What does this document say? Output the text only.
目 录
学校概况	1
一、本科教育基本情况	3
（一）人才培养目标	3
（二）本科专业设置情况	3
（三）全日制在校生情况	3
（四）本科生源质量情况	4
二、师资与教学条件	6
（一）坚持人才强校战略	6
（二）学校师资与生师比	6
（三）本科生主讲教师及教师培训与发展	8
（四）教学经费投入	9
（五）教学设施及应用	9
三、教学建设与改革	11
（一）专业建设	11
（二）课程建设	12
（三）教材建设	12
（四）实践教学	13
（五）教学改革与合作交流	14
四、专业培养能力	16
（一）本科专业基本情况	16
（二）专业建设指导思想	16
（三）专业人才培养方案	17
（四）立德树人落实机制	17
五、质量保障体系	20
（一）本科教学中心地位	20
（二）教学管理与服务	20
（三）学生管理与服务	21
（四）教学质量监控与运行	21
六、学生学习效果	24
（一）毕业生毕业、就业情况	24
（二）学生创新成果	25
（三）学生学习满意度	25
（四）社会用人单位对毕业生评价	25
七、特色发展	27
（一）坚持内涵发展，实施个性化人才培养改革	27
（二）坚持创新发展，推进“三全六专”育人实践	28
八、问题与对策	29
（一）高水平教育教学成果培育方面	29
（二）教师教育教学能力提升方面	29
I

● ● ●

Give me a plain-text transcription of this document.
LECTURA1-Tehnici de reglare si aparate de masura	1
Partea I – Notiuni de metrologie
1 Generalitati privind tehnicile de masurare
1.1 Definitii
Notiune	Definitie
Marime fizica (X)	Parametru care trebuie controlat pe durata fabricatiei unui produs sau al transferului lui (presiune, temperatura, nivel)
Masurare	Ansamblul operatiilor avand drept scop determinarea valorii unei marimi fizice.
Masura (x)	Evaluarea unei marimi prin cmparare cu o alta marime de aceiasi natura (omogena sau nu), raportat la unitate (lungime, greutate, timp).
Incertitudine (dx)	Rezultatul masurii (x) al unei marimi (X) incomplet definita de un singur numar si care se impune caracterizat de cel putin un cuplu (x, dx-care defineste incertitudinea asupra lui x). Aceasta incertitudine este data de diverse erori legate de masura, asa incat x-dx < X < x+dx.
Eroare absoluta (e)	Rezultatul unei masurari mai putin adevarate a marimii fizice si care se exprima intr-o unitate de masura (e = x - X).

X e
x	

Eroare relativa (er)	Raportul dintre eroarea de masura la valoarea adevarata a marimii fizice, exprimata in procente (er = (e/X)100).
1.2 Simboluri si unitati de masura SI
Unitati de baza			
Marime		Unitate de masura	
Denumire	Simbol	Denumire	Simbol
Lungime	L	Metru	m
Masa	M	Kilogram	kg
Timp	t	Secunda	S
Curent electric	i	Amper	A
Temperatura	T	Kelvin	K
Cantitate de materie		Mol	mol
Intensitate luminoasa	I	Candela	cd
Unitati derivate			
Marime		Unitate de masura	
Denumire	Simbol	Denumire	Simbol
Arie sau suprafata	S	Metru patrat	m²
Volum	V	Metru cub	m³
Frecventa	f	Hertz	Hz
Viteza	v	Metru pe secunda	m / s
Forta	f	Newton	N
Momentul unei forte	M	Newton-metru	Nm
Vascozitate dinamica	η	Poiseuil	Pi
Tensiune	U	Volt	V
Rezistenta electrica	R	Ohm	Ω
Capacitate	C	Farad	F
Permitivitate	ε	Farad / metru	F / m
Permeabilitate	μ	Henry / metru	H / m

● ● ●

#### What you should do:
Copy every line in the listing above where the string "text" turns up.

#### Finished task:
What does this document say? Output the text only.
Give me a plain-text transcription of this document.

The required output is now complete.